■ Problem requirements:
Go through the entries below and write each one out exactly.

::: The records

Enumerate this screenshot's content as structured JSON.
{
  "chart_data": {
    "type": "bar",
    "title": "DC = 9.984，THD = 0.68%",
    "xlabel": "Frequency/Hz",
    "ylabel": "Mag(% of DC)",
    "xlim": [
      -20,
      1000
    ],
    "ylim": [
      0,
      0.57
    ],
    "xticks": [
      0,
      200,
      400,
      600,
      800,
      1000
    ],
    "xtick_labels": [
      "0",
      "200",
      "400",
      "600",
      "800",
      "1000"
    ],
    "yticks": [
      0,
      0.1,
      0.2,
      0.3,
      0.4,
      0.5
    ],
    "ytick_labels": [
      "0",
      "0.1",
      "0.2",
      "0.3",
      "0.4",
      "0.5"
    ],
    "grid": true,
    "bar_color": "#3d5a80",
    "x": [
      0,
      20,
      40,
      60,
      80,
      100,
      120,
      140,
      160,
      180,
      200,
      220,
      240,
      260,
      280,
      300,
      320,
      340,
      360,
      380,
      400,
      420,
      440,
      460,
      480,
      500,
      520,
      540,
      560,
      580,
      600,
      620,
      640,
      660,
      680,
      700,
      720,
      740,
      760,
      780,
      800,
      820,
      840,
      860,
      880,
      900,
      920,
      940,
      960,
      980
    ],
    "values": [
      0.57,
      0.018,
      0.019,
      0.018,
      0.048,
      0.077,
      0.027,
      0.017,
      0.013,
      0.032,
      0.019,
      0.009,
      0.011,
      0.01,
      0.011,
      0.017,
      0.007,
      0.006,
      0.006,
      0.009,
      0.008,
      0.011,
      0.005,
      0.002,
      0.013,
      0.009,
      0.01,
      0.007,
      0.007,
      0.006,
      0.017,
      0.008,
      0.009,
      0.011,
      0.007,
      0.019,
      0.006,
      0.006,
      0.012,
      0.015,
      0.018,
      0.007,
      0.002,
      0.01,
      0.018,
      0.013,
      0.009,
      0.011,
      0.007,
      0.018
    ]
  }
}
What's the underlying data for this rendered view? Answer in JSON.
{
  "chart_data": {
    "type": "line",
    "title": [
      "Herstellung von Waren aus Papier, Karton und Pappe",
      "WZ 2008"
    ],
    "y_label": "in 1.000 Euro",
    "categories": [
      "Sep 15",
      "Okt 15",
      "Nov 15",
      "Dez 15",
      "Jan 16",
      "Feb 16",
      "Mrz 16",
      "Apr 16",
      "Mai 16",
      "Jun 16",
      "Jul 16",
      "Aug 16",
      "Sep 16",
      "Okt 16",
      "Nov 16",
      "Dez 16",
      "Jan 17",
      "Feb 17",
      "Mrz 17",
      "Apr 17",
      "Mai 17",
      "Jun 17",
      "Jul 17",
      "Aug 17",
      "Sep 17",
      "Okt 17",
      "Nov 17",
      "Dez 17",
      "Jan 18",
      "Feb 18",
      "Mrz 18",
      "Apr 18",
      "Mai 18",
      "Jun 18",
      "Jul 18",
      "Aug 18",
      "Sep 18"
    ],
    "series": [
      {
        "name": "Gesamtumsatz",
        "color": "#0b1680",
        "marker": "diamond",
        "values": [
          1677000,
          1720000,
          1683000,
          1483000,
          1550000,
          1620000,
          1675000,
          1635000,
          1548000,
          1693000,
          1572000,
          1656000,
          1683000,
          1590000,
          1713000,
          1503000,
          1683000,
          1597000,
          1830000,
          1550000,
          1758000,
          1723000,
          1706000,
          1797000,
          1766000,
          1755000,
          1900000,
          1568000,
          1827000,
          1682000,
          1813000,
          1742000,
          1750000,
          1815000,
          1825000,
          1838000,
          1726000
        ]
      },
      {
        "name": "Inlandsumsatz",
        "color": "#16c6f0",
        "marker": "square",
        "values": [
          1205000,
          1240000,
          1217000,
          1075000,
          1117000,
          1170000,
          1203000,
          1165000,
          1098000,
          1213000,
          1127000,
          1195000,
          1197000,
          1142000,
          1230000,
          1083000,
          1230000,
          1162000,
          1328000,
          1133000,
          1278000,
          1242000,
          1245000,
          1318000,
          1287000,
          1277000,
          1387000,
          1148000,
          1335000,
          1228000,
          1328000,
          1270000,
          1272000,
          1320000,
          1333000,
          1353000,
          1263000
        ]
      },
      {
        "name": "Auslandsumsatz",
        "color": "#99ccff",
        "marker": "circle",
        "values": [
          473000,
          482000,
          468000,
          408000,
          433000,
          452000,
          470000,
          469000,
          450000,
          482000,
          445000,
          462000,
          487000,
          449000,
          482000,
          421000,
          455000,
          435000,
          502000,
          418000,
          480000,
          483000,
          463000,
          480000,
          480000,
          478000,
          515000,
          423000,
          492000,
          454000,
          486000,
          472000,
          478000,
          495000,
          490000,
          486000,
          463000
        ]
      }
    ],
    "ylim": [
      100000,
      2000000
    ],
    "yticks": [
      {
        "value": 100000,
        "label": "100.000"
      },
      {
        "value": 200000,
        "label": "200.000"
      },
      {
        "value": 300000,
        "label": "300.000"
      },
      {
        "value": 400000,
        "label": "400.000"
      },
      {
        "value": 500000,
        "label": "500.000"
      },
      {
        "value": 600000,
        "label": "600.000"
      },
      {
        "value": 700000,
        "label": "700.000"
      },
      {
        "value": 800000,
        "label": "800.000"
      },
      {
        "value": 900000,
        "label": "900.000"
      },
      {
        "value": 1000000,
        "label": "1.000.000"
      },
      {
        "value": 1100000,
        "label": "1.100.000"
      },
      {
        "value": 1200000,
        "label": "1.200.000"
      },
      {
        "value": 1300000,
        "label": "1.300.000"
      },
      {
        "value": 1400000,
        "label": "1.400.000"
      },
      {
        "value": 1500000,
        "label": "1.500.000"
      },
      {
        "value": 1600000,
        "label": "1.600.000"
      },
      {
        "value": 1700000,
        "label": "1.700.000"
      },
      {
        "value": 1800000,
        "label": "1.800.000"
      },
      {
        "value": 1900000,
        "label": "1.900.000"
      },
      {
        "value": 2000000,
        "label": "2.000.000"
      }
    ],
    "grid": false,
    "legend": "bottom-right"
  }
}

::::::

■ Expected answer:
Enumerate this screenshot's content as structured JSON.
{
  "chart_data": {
    "type": "bar",
    "title": "DC = 9.984，THD = 0.68%",
    "xlabel": "Frequency/Hz",
    "ylabel": "Mag(% of DC)",
    "xlim": [
      -20,
      1000
    ],
    "ylim": [
      0,
      0.57
    ],
    "xticks": [
      0,
      200,
      400,
      600,
      800,
      1000
    ],
    "xtick_labels": [
      "0",
      "200",
      "400",
      "600",
      "800",
      "1000"
    ],
    "yticks": [
      0,
      0.1,
      0.2,
      0.3,
      0.4,
      0.5
    ],
    "ytick_labels": [
      "0",
      "0.1",
      "0.2",
      "0.3",
      "0.4",
      "0.5"
    ],
    "grid": true,
    "bar_color": "#3d5a80",
    "x": [
      0,
      20,
      40,
      60,
      80,
      100,
      120,
      140,
      160,
      180,
      200,
      220,
      240,
      260,
      280,
      300,
      320,
      340,
      360,
      380,
      400,
      420,
      440,
      460,
      480,
      500,
      520,
      540,
      560,
      580,
      600,
      620,
      640,
      660,
      680,
      700,
      720,
      740,
      760,
      780,
      800,
      820,
      840,
      860,
      880,
      900,
      920,
      940,
      960,
      980
    ],
    "values": [
      0.57,
      0.018,
      0.019,
      0.018,
      0.048,
      0.077,
      0.027,
      0.017,
      0.013,
      0.032,
      0.019,
      0.009,
      0.011,
      0.01,
      0.011,
      0.017,
      0.007,
      0.006,
      0.006,
      0.009,
      0.008,
      0.011,
      0.005,
      0.002,
      0.013,
      0.009,
      0.01,
      0.007,
      0.007,
      0.006,
      0.017,
      0.008,
      0.009,
      0.011,
      0.007,
      0.019,
      0.006,
      0.006,
      0.012,
      0.015,
      0.018,
      0.007,
      0.002,
      0.01,
      0.018,
      0.013,
      0.009,
      0.011,
      0.007,
      0.018
    ]
  }
}
What's the underlying data for this rendered view? Answer in JSON.
{
  "chart_data": {
    "type": "line",
    "title": [
      "Herstellung von Waren aus Papier, Karton und Pappe",
      "WZ 2008"
    ],
    "y_label": "in 1.000 Euro",
    "categories": [
      "Sep 15",
      "Okt 15",
      "Nov 15",
      "Dez 15",
      "Jan 16",
      "Feb 16",
      "Mrz 16",
      "Apr 16",
      "Mai 16",
      "Jun 16",
      "Jul 16",
      "Aug 16",
      "Sep 16",
      "Okt 16",
      "Nov 16",
      "Dez 16",
      "Jan 17",
      "Feb 17",
      "Mrz 17",
      "Apr 17",
      "Mai 17",
      "Jun 17",
      "Jul 17",
      "Aug 17",
      "Sep 17",
      "Okt 17",
      "Nov 17",
      "Dez 17",
      "Jan 18",
      "Feb 18",
      "Mrz 18",
      "Apr 18",
      "Mai 18",
      "Jun 18",
      "Jul 18",
      "Aug 18",
      "Sep 18"
    ],
    "series": [
      {
        "name": "Gesamtumsatz",
        "color": "#0b1680",
        "marker": "diamond",
        "values": [
          1677000,
          1720000,
          1683000,
          1483000,
          1550000,
          1620000,
          1675000,
          1635000,
          1548000,
          1693000,
          1572000,
          1656000,
          1683000,
          1590000,
          1713000,
          1503000,
          1683000,
          1597000,
          1830000,
          1550000,
          1758000,
          1723000,
          1706000,
          1797000,
          1766000,
          1755000,
          1900000,
          1568000,
          1827000,
          1682000,
          1813000,
          1742000,
          1750000,
          1815000,
          1825000,
          1838000,
          1726000
        ]
      },
      {
        "name": "Inlandsumsatz",
        "color": "#16c6f0",
        "marker": "square",
        "values": [
          1205000,
          1240000,
          1217000,
          1075000,
          1117000,
          1170000,
          1203000,
          1165000,
          1098000,
          1213000,
          1127000,
          1195000,
          1197000,
          1142000,
          1230000,
          1083000,
          1230000,
          1162000,
          1328000,
          1133000,
          1278000,
          1242000,
          1245000,
          1318000,
          1287000,
          1277000,
          1387000,
          1148000,
          1335000,
          1228000,
          1328000,
          1270000,
          1272000,
          1320000,
          1333000,
          1353000,
          1263000
        ]
      },
      {
        "name": "Auslandsumsatz",
        "color": "#99ccff",
        "marker": "circle",
        "values": [
          473000,
          482000,
          468000,
          408000,
          433000,
          452000,
          470000,
          469000,
          450000,
          482000,
          445000,
          462000,
          487000,
          449000,
          482000,
          421000,
          455000,
          435000,
          502000,
          418000,
          480000,
          483000,
          463000,
          480000,
          480000,
          478000,
          515000,
          423000,
          492000,
          454000,
          486000,
          472000,
          478000,
          495000,
          490000,
          486000,
          463000
        ]
      }
    ],
    "ylim": [
      100000,
      2000000
    ],
    "yticks": [
      {
        "value": 100000,
        "label": "100.000"
      },
      {
        "value": 200000,
        "label": "200.000"
      },
      {
        "value": 300000,
        "label": "300.000"
      },
      {
        "value": 400000,
        "label": "400.000"
      },
      {
        "value": 500000,
        "label": "500.000"
      },
      {
        "value": 600000,
        "label": "600.000"
      },
      {
        "value": 700000,
        "label": "700.000"
      },
      {
        "value": 800000,
        "label": "800.000"
      },
      {
        "value": 900000,
        "label": "900.000"
      },
      {
        "value": 1000000,
        "label": "1.000.000"
      },
      {
        "value": 1100000,
        "label": "1.100.000"
      },
      {
        "value": 1200000,
        "label": "1.200.000"
      },
      {
        "value": 1300000,
        "label": "1.300.000"
      },
      {
        "value": 1400000,
        "label": "1.400.000"
      },
      {
        "value": 1500000,
        "label": "1.500.000"
      },
      {
        "value": 1600000,
        "label": "1.600.000"
      },
      {
        "value": 1700000,
        "label": "1.700.000"
      },
      {
        "value": 1800000,
        "label": "1.800.000"
      },
      {
        "value": 1900000,
        "label": "1.900.000"
      },
      {
        "value": 2000000,
        "label": "2.000.000"
      }
    ],
    "grid": false,
    "legend": "bottom-right"
  }
}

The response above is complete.